Every line with the string "andel" should be gathered.
## Begin Material for the task
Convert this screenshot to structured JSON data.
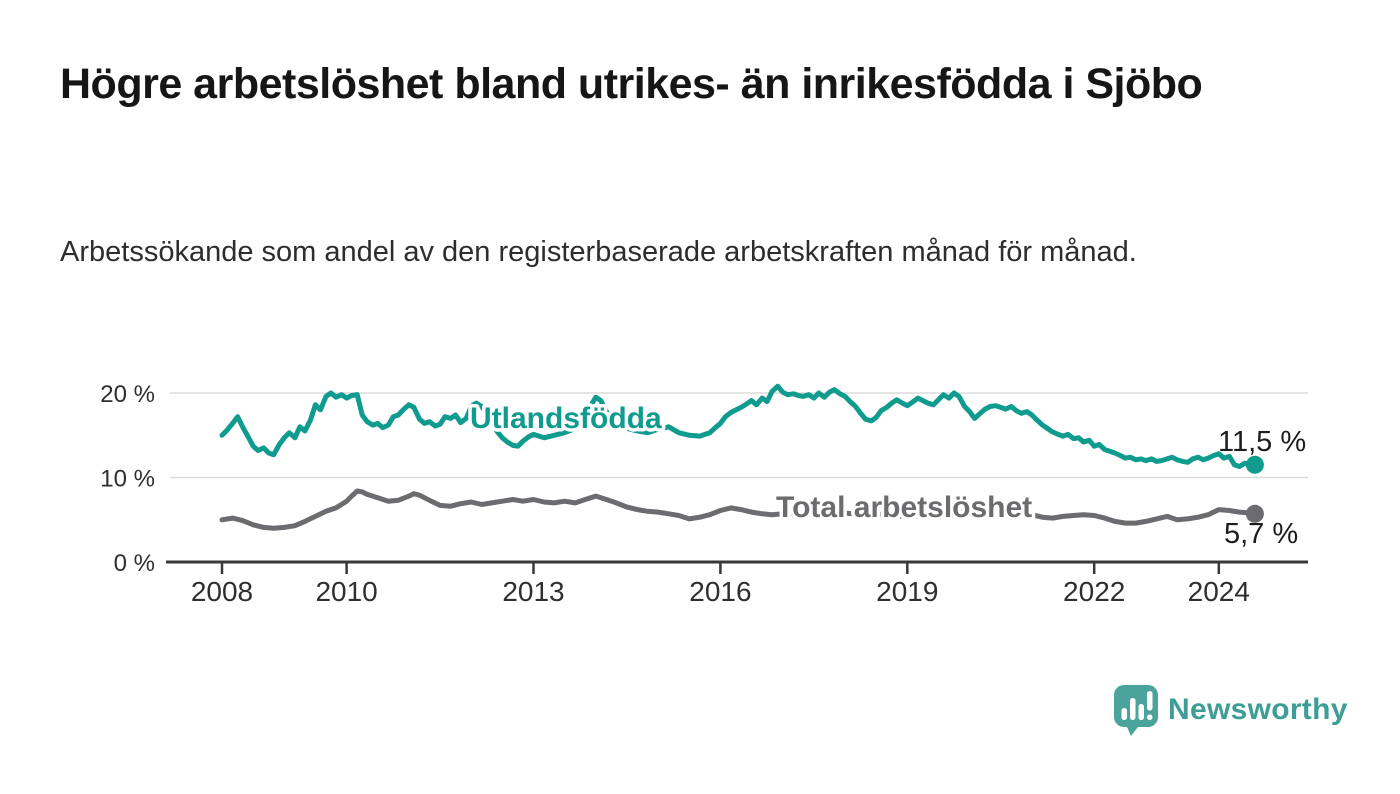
{
  "header": {
    "title": "Högre arbetslöshet bland utrikes- än inrikesfödda i Sjöbo",
    "subtitle": "Arbetssökande som andel av den registerbaserade arbetskraften månad för månad."
  },
  "chart_data": {
    "type": "line",
    "title": "Högre arbetslöshet bland utrikes- än inrikesfödda i Sjöbo",
    "subtitle": "Arbetssökande som andel av den registerbaserade arbetskraften månad för månad.",
    "unit": "%",
    "grid": true,
    "legend_position": "inline-labels",
    "grid_color": "#dcdcdc",
    "axis_color": "#38383a",
    "axis_text_color": "#2f2f31",
    "value_label_color": "#1d1d1d",
    "x_axis": {
      "range": [
        2007.1,
        2025.4
      ],
      "ticks": [
        {
          "value": 2008,
          "label": "2008"
        },
        {
          "value": 2010,
          "label": "2010"
        },
        {
          "value": 2013,
          "label": "2013"
        },
        {
          "value": 2016,
          "label": "2016"
        },
        {
          "value": 2019,
          "label": "2019"
        },
        {
          "value": 2022,
          "label": "2022"
        },
        {
          "value": 2024,
          "label": "2024"
        }
      ]
    },
    "y_axis": {
      "range": [
        0,
        22
      ],
      "ticks": [
        {
          "value": 0,
          "label": "0 %"
        },
        {
          "value": 10,
          "label": "10 %"
        },
        {
          "value": 20,
          "label": "20 %"
        }
      ]
    },
    "series": [
      {
        "id": "utlandsfodda",
        "name": "Utlandsfödda",
        "color": "#0F9B8E",
        "end_value": 11.5,
        "end_label": "11,5 %",
        "points": [
          [
            2008.0,
            15.0
          ],
          [
            2008.08,
            15.6
          ],
          [
            2008.17,
            16.4
          ],
          [
            2008.25,
            17.2
          ],
          [
            2008.33,
            16.0
          ],
          [
            2008.42,
            14.8
          ],
          [
            2008.5,
            13.7
          ],
          [
            2008.58,
            13.2
          ],
          [
            2008.67,
            13.5
          ],
          [
            2008.75,
            12.9
          ],
          [
            2008.83,
            12.7
          ],
          [
            2008.92,
            13.9
          ],
          [
            2009.0,
            14.7
          ],
          [
            2009.08,
            15.3
          ],
          [
            2009.17,
            14.7
          ],
          [
            2009.25,
            16.0
          ],
          [
            2009.33,
            15.5
          ],
          [
            2009.42,
            16.8
          ],
          [
            2009.5,
            18.6
          ],
          [
            2009.58,
            18.0
          ],
          [
            2009.67,
            19.6
          ],
          [
            2009.75,
            20.0
          ],
          [
            2009.83,
            19.5
          ],
          [
            2009.92,
            19.8
          ],
          [
            2010.0,
            19.4
          ],
          [
            2010.08,
            19.7
          ],
          [
            2010.17,
            19.8
          ],
          [
            2010.25,
            17.4
          ],
          [
            2010.33,
            16.6
          ],
          [
            2010.42,
            16.2
          ],
          [
            2010.5,
            16.4
          ],
          [
            2010.58,
            15.9
          ],
          [
            2010.67,
            16.2
          ],
          [
            2010.75,
            17.2
          ],
          [
            2010.83,
            17.4
          ],
          [
            2010.92,
            18.1
          ],
          [
            2011.0,
            18.6
          ],
          [
            2011.08,
            18.3
          ],
          [
            2011.17,
            16.9
          ],
          [
            2011.25,
            16.4
          ],
          [
            2011.33,
            16.6
          ],
          [
            2011.42,
            16.1
          ],
          [
            2011.5,
            16.3
          ],
          [
            2011.58,
            17.2
          ],
          [
            2011.67,
            17.0
          ],
          [
            2011.75,
            17.4
          ],
          [
            2011.83,
            16.5
          ],
          [
            2011.92,
            17.0
          ],
          [
            2012.0,
            18.4
          ],
          [
            2012.08,
            18.8
          ],
          [
            2012.17,
            18.4
          ],
          [
            2012.25,
            17.5
          ],
          [
            2012.33,
            16.5
          ],
          [
            2012.42,
            15.4
          ],
          [
            2012.5,
            14.7
          ],
          [
            2012.58,
            14.2
          ],
          [
            2012.67,
            13.8
          ],
          [
            2012.75,
            13.7
          ],
          [
            2012.83,
            14.3
          ],
          [
            2012.92,
            14.8
          ],
          [
            2013.0,
            15.1
          ],
          [
            2013.17,
            14.7
          ],
          [
            2013.33,
            15.0
          ],
          [
            2013.5,
            15.3
          ],
          [
            2013.67,
            15.8
          ],
          [
            2013.83,
            17.1
          ],
          [
            2013.92,
            18.5
          ],
          [
            2014.0,
            19.5
          ],
          [
            2014.08,
            19.1
          ],
          [
            2014.17,
            17.8
          ],
          [
            2014.25,
            16.6
          ],
          [
            2014.33,
            16.0
          ],
          [
            2014.5,
            15.8
          ],
          [
            2014.67,
            15.5
          ],
          [
            2014.83,
            15.3
          ],
          [
            2015.0,
            15.7
          ],
          [
            2015.17,
            16.0
          ],
          [
            2015.33,
            15.3
          ],
          [
            2015.5,
            15.0
          ],
          [
            2015.67,
            14.9
          ],
          [
            2015.83,
            15.3
          ],
          [
            2015.92,
            15.9
          ],
          [
            2016.0,
            16.4
          ],
          [
            2016.08,
            17.2
          ],
          [
            2016.17,
            17.7
          ],
          [
            2016.25,
            18.0
          ],
          [
            2016.33,
            18.3
          ],
          [
            2016.42,
            18.7
          ],
          [
            2016.5,
            19.1
          ],
          [
            2016.58,
            18.6
          ],
          [
            2016.67,
            19.4
          ],
          [
            2016.75,
            19.0
          ],
          [
            2016.83,
            20.2
          ],
          [
            2016.92,
            20.8
          ],
          [
            2017.0,
            20.1
          ],
          [
            2017.08,
            19.8
          ],
          [
            2017.17,
            19.9
          ],
          [
            2017.25,
            19.7
          ],
          [
            2017.33,
            19.6
          ],
          [
            2017.42,
            19.8
          ],
          [
            2017.5,
            19.4
          ],
          [
            2017.58,
            20.0
          ],
          [
            2017.67,
            19.5
          ],
          [
            2017.75,
            20.1
          ],
          [
            2017.83,
            20.4
          ],
          [
            2017.92,
            19.9
          ],
          [
            2018.0,
            19.6
          ],
          [
            2018.08,
            19.0
          ],
          [
            2018.17,
            18.4
          ],
          [
            2018.25,
            17.6
          ],
          [
            2018.33,
            16.9
          ],
          [
            2018.42,
            16.7
          ],
          [
            2018.5,
            17.1
          ],
          [
            2018.58,
            17.9
          ],
          [
            2018.67,
            18.3
          ],
          [
            2018.75,
            18.8
          ],
          [
            2018.83,
            19.2
          ],
          [
            2018.92,
            18.8
          ],
          [
            2019.0,
            18.5
          ],
          [
            2019.08,
            18.9
          ],
          [
            2019.17,
            19.4
          ],
          [
            2019.25,
            19.1
          ],
          [
            2019.33,
            18.8
          ],
          [
            2019.42,
            18.6
          ],
          [
            2019.5,
            19.2
          ],
          [
            2019.58,
            19.8
          ],
          [
            2019.67,
            19.4
          ],
          [
            2019.75,
            20.0
          ],
          [
            2019.83,
            19.6
          ],
          [
            2019.92,
            18.4
          ],
          [
            2020.0,
            17.8
          ],
          [
            2020.08,
            17.0
          ],
          [
            2020.17,
            17.6
          ],
          [
            2020.25,
            18.1
          ],
          [
            2020.33,
            18.4
          ],
          [
            2020.42,
            18.5
          ],
          [
            2020.5,
            18.3
          ],
          [
            2020.58,
            18.1
          ],
          [
            2020.67,
            18.4
          ],
          [
            2020.75,
            17.9
          ],
          [
            2020.83,
            17.6
          ],
          [
            2020.92,
            17.8
          ],
          [
            2021.0,
            17.4
          ],
          [
            2021.08,
            16.8
          ],
          [
            2021.17,
            16.2
          ],
          [
            2021.25,
            15.8
          ],
          [
            2021.33,
            15.4
          ],
          [
            2021.42,
            15.1
          ],
          [
            2021.5,
            14.9
          ],
          [
            2021.58,
            15.1
          ],
          [
            2021.67,
            14.6
          ],
          [
            2021.75,
            14.7
          ],
          [
            2021.83,
            14.2
          ],
          [
            2021.92,
            14.4
          ],
          [
            2022.0,
            13.7
          ],
          [
            2022.08,
            13.9
          ],
          [
            2022.17,
            13.3
          ],
          [
            2022.25,
            13.1
          ],
          [
            2022.33,
            12.9
          ],
          [
            2022.42,
            12.6
          ],
          [
            2022.5,
            12.3
          ],
          [
            2022.58,
            12.4
          ],
          [
            2022.67,
            12.1
          ],
          [
            2022.75,
            12.2
          ],
          [
            2022.83,
            12.0
          ],
          [
            2022.92,
            12.2
          ],
          [
            2023.0,
            11.9
          ],
          [
            2023.08,
            12.0
          ],
          [
            2023.17,
            12.2
          ],
          [
            2023.25,
            12.4
          ],
          [
            2023.33,
            12.1
          ],
          [
            2023.42,
            11.9
          ],
          [
            2023.5,
            11.8
          ],
          [
            2023.58,
            12.2
          ],
          [
            2023.67,
            12.4
          ],
          [
            2023.75,
            12.1
          ],
          [
            2023.83,
            12.3
          ],
          [
            2023.92,
            12.6
          ],
          [
            2024.0,
            12.8
          ],
          [
            2024.08,
            12.3
          ],
          [
            2024.17,
            12.5
          ],
          [
            2024.25,
            11.5
          ],
          [
            2024.33,
            11.3
          ],
          [
            2024.42,
            11.7
          ],
          [
            2024.5,
            11.4
          ],
          [
            2024.58,
            11.5
          ]
        ]
      },
      {
        "id": "total-arbetsloshet",
        "name": "Total arbetslöshet",
        "color": "#6B6B70",
        "end_value": 5.7,
        "end_label": "5,7 %",
        "points": [
          [
            2008.0,
            5.0
          ],
          [
            2008.17,
            5.2
          ],
          [
            2008.33,
            4.9
          ],
          [
            2008.5,
            4.4
          ],
          [
            2008.67,
            4.1
          ],
          [
            2008.83,
            4.0
          ],
          [
            2009.0,
            4.1
          ],
          [
            2009.17,
            4.3
          ],
          [
            2009.33,
            4.8
          ],
          [
            2009.5,
            5.4
          ],
          [
            2009.67,
            6.0
          ],
          [
            2009.83,
            6.4
          ],
          [
            2010.0,
            7.2
          ],
          [
            2010.08,
            7.8
          ],
          [
            2010.17,
            8.4
          ],
          [
            2010.25,
            8.3
          ],
          [
            2010.33,
            8.0
          ],
          [
            2010.5,
            7.6
          ],
          [
            2010.67,
            7.2
          ],
          [
            2010.83,
            7.3
          ],
          [
            2011.0,
            7.8
          ],
          [
            2011.08,
            8.1
          ],
          [
            2011.17,
            7.9
          ],
          [
            2011.33,
            7.3
          ],
          [
            2011.5,
            6.7
          ],
          [
            2011.67,
            6.6
          ],
          [
            2011.83,
            6.9
          ],
          [
            2012.0,
            7.1
          ],
          [
            2012.17,
            6.8
          ],
          [
            2012.33,
            7.0
          ],
          [
            2012.5,
            7.2
          ],
          [
            2012.67,
            7.4
          ],
          [
            2012.83,
            7.2
          ],
          [
            2013.0,
            7.4
          ],
          [
            2013.17,
            7.1
          ],
          [
            2013.33,
            7.0
          ],
          [
            2013.5,
            7.2
          ],
          [
            2013.67,
            7.0
          ],
          [
            2013.83,
            7.4
          ],
          [
            2014.0,
            7.8
          ],
          [
            2014.17,
            7.4
          ],
          [
            2014.33,
            7.0
          ],
          [
            2014.5,
            6.5
          ],
          [
            2014.67,
            6.2
          ],
          [
            2014.83,
            6.0
          ],
          [
            2015.0,
            5.9
          ],
          [
            2015.17,
            5.7
          ],
          [
            2015.33,
            5.5
          ],
          [
            2015.5,
            5.1
          ],
          [
            2015.67,
            5.3
          ],
          [
            2015.83,
            5.6
          ],
          [
            2016.0,
            6.1
          ],
          [
            2016.17,
            6.4
          ],
          [
            2016.33,
            6.2
          ],
          [
            2016.5,
            5.9
          ],
          [
            2016.67,
            5.7
          ],
          [
            2016.83,
            5.6
          ],
          [
            2017.0,
            5.7
          ],
          [
            2017.25,
            5.8
          ],
          [
            2017.5,
            6.0
          ],
          [
            2017.75,
            5.9
          ],
          [
            2018.0,
            5.8
          ],
          [
            2018.25,
            5.6
          ],
          [
            2018.5,
            5.7
          ],
          [
            2018.75,
            5.5
          ],
          [
            2019.0,
            5.4
          ],
          [
            2019.25,
            5.5
          ],
          [
            2019.5,
            5.7
          ],
          [
            2019.75,
            5.9
          ],
          [
            2020.0,
            6.1
          ],
          [
            2020.25,
            6.4
          ],
          [
            2020.5,
            6.3
          ],
          [
            2020.75,
            6.0
          ],
          [
            2021.0,
            5.6
          ],
          [
            2021.17,
            5.3
          ],
          [
            2021.33,
            5.2
          ],
          [
            2021.5,
            5.4
          ],
          [
            2021.67,
            5.5
          ],
          [
            2021.83,
            5.6
          ],
          [
            2022.0,
            5.5
          ],
          [
            2022.17,
            5.2
          ],
          [
            2022.33,
            4.8
          ],
          [
            2022.5,
            4.6
          ],
          [
            2022.67,
            4.6
          ],
          [
            2022.83,
            4.8
          ],
          [
            2023.0,
            5.1
          ],
          [
            2023.17,
            5.4
          ],
          [
            2023.33,
            5.0
          ],
          [
            2023.5,
            5.1
          ],
          [
            2023.67,
            5.3
          ],
          [
            2023.83,
            5.6
          ],
          [
            2024.0,
            6.2
          ],
          [
            2024.17,
            6.1
          ],
          [
            2024.33,
            5.9
          ],
          [
            2024.5,
            5.8
          ],
          [
            2024.58,
            5.7
          ]
        ]
      }
    ]
  },
  "footer": {
    "brand": "Newsworthy",
    "brand_color": "#3E9E96",
    "icon": "newsworthy-speech-bubble-chart-icon",
    "icon_color": "#4BA49B"
  }
}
## End Material for the task
Output of the exercise |
    "subtitle": "Arbetssökande som andel av den registerbaserade arbetskraften månad för månad."
    "subtitle": "Arbetssökande som andel av den registerbaserade arbetskraften månad för månad.",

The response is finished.